== BRIEF ==
State how many lines of the entries hold the string "JSON". Reply with the number alone.

== EXCERPTED DATA ==

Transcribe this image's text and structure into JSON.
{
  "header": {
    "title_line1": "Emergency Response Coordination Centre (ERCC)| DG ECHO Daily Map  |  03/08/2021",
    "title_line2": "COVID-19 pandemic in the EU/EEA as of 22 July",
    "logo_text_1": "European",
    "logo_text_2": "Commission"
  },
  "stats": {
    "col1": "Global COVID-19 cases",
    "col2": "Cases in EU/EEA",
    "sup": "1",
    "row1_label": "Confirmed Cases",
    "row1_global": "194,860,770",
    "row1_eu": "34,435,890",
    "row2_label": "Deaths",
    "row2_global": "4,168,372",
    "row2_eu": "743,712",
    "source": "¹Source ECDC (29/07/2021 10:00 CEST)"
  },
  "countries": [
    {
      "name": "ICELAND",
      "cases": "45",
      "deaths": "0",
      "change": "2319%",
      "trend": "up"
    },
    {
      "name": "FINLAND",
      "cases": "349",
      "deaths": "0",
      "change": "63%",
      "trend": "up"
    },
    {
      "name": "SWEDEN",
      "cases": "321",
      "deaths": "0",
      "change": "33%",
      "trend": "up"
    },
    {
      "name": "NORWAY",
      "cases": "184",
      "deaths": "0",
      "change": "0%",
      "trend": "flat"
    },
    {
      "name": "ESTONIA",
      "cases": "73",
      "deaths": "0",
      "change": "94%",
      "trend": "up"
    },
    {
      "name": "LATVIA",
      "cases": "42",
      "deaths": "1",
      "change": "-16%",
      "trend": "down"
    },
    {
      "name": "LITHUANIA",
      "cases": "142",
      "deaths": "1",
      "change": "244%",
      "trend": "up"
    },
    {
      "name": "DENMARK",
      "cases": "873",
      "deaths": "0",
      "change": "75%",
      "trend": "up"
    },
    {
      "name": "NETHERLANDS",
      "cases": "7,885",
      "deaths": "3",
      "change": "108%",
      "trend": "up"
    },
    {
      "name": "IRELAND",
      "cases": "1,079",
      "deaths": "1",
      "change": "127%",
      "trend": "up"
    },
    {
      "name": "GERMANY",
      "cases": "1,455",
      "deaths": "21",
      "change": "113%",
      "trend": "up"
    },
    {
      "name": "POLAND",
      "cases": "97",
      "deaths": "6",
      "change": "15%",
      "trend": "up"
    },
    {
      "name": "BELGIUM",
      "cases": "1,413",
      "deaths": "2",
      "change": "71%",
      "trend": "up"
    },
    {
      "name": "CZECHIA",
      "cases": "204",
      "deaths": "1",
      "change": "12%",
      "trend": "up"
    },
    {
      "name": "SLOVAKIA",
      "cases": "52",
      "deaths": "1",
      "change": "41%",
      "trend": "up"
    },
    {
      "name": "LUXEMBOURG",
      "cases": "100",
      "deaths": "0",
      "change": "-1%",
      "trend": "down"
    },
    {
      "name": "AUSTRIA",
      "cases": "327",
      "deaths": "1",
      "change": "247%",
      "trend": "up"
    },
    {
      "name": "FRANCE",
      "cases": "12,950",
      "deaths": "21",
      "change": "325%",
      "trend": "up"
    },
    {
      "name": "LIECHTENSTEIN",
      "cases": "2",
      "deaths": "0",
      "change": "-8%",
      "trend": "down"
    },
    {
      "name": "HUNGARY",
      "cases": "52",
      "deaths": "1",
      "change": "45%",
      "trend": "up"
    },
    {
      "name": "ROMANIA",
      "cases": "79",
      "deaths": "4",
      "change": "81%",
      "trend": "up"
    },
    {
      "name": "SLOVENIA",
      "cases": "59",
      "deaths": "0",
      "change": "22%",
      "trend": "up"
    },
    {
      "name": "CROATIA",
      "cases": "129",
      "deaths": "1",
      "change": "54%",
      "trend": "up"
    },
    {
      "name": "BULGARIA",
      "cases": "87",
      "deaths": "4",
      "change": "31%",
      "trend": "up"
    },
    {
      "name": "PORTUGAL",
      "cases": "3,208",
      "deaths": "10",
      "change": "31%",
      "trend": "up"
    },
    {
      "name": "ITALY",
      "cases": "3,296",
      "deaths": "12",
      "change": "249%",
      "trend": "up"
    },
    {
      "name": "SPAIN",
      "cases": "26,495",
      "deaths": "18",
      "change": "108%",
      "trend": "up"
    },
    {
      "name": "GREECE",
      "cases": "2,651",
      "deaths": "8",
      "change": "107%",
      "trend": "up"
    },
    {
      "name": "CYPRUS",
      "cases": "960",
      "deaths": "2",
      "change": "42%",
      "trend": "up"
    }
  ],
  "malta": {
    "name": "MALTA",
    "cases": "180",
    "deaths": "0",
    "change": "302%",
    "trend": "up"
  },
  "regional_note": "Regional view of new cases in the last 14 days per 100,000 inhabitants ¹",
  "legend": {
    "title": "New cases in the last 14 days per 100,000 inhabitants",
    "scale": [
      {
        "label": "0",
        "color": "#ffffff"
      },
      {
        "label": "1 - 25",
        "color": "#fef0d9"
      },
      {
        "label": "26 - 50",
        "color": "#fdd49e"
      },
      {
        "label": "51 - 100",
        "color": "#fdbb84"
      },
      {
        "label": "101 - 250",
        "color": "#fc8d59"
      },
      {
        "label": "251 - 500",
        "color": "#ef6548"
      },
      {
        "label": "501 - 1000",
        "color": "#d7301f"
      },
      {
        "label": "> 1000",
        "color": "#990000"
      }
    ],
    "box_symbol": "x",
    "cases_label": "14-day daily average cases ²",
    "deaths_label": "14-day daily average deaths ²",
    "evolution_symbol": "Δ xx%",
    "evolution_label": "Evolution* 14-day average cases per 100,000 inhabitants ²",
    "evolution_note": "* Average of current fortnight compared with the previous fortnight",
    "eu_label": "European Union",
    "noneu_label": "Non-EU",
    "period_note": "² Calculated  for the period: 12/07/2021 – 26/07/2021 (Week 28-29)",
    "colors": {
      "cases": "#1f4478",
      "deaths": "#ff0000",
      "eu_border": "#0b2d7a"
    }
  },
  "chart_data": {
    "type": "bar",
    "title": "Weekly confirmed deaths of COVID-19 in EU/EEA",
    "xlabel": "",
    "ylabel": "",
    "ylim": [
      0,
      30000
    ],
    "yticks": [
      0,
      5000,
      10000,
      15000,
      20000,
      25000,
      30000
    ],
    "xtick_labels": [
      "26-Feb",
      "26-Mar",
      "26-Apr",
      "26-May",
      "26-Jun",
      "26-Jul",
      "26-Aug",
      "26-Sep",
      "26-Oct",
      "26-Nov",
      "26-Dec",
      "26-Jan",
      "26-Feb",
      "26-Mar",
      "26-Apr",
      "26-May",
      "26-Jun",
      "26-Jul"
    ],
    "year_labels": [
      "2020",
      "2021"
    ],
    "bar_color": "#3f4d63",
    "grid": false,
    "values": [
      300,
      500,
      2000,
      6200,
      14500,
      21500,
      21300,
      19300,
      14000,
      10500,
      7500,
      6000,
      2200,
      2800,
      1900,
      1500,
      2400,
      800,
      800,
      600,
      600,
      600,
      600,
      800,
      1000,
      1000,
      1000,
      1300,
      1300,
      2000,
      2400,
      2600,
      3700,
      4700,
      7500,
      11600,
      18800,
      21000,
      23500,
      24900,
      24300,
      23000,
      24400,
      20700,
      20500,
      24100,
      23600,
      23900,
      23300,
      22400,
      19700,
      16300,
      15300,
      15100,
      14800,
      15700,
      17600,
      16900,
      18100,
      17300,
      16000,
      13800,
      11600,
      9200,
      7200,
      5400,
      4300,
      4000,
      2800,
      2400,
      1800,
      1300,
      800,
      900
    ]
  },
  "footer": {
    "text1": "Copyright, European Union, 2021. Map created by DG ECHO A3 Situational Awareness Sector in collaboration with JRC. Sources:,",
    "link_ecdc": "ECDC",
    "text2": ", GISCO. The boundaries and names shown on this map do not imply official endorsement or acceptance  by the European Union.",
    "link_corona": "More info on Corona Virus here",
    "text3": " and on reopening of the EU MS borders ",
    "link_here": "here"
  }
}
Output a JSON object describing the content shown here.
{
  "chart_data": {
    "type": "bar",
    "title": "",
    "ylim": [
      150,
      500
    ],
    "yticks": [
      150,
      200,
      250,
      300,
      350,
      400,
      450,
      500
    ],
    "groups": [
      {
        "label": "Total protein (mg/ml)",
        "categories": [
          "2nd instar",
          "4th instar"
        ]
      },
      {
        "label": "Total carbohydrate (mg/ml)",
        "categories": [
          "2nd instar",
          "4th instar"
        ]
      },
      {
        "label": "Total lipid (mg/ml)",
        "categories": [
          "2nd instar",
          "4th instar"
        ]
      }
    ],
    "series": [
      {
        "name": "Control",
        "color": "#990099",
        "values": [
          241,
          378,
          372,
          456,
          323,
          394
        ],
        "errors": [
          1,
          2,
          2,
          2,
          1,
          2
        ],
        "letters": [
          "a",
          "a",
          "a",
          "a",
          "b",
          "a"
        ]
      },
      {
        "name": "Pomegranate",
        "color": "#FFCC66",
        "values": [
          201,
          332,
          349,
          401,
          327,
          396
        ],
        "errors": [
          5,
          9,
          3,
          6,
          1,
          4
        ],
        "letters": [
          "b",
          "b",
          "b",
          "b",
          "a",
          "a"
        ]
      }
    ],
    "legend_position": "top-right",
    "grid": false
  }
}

== EXERCISE RESULT ==
2